Exercise objective ▸ Write out the listing below in full and exactly, leaving out every picture.

Collected data:
▽
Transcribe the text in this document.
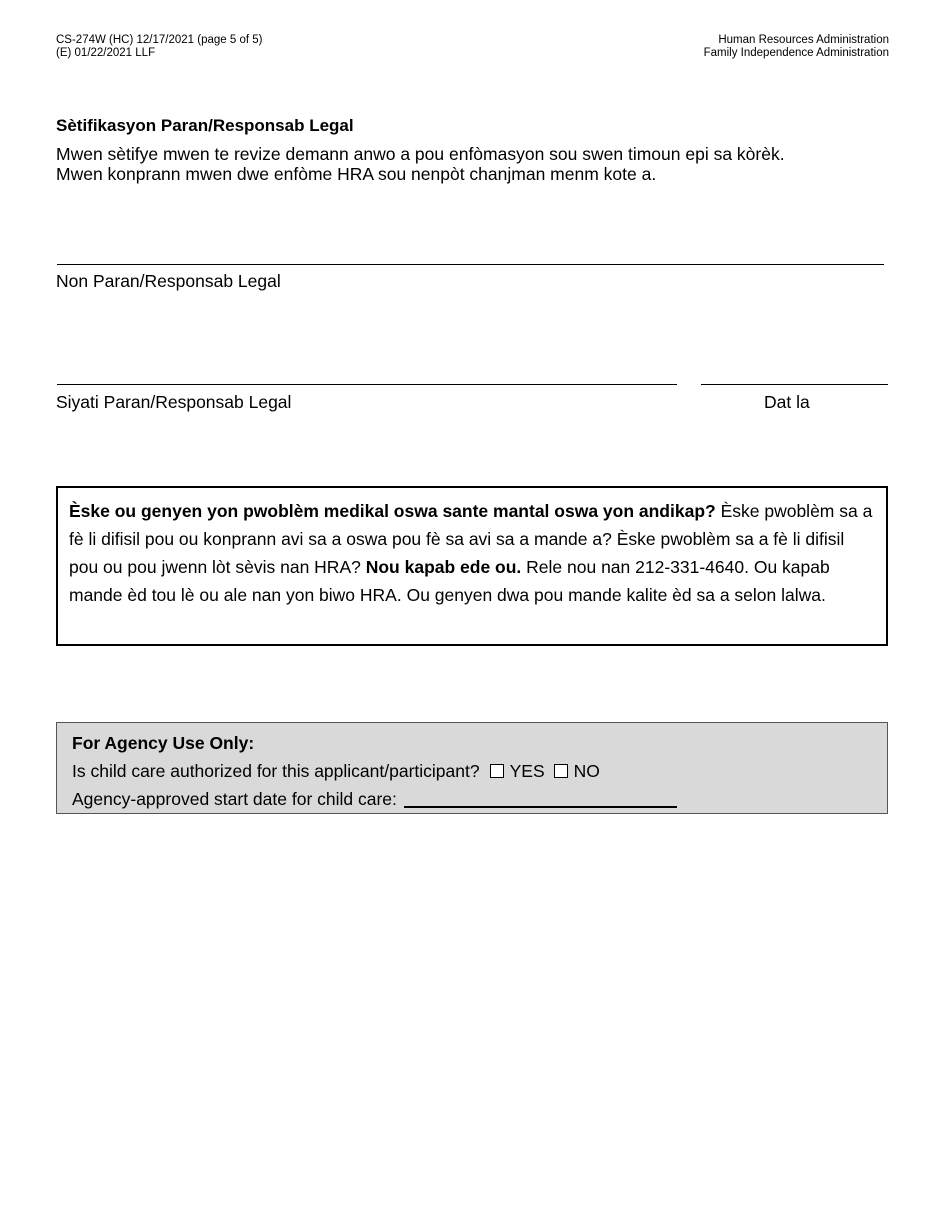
CS-274W (HC) 12/17/2021 (page 5 of 5)
(E) 01/22/2021 LLF
Human Resources Administration
Family Independence Administration
Sètifikasyon Paran/Responsab Legal
Mwen sètifye mwen te revize demann anwo a pou enfòmasyon sou swen timoun epi sa kòrèk.
Mwen konprann mwen dwe enfòme HRA sou nenpòt chanjman menm kote a.
Non Paran/Responsab Legal
Siyati Paran/Responsab Legal	Dat la
Èske ou genyen yon pwoblèm medikal oswa sante mantal oswa yon andikap? Èske pwoblèm sa a fè li difisil pou ou konprann avi sa a oswa pou fè sa avi sa a mande a? Èske pwoblèm sa a fè li difisil pou ou pou jwenn lòt sèvis nan HRA? Nou kapab ede ou. Rele nou nan 212-331-4640. Ou kapab mande èd tou lè ou ale nan yon biwo HRA. Ou genyen dwa pou mande kalite èd sa a selon lalwa.
For Agency Use Only:
Is child care authorized for this applicant/participant? YES NO
Agency-approved start date for child care:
△
Expected answer ▸
Transcribe the text in this document.
CS-274W (HC) 12/17/2021 (page 5 of 5)
(E) 01/22/2021 LLF
Human Resources Administration
Family Independence Administration
Sètifikasyon Paran/Responsab Legal
Mwen sètifye mwen te revize demann anwo a pou enfòmasyon sou swen timoun epi sa kòrèk.
Mwen konprann mwen dwe enfòme HRA sou nenpòt chanjman menm kote a.
Non Paran/Responsab Legal
Siyati Paran/Responsab Legal	Dat la
Èske ou genyen yon pwoblèm medikal oswa sante mantal oswa yon andikap? Èske pwoblèm sa a fè li difisil pou ou konprann avi sa a oswa pou fè sa avi sa a mande a? Èske pwoblèm sa a fè li difisil pou ou pou jwenn lòt sèvis nan HRA? Nou kapab ede ou. Rele nou nan 212-331-4640. Ou kapab mande èd tou lè ou ale nan yon biwo HRA. Ou genyen dwa pou mande kalite èd sa a selon lalwa.
For Agency Use Only:
Is child care authorized for this applicant/participant? YES NO
Agency-approved start date for child care:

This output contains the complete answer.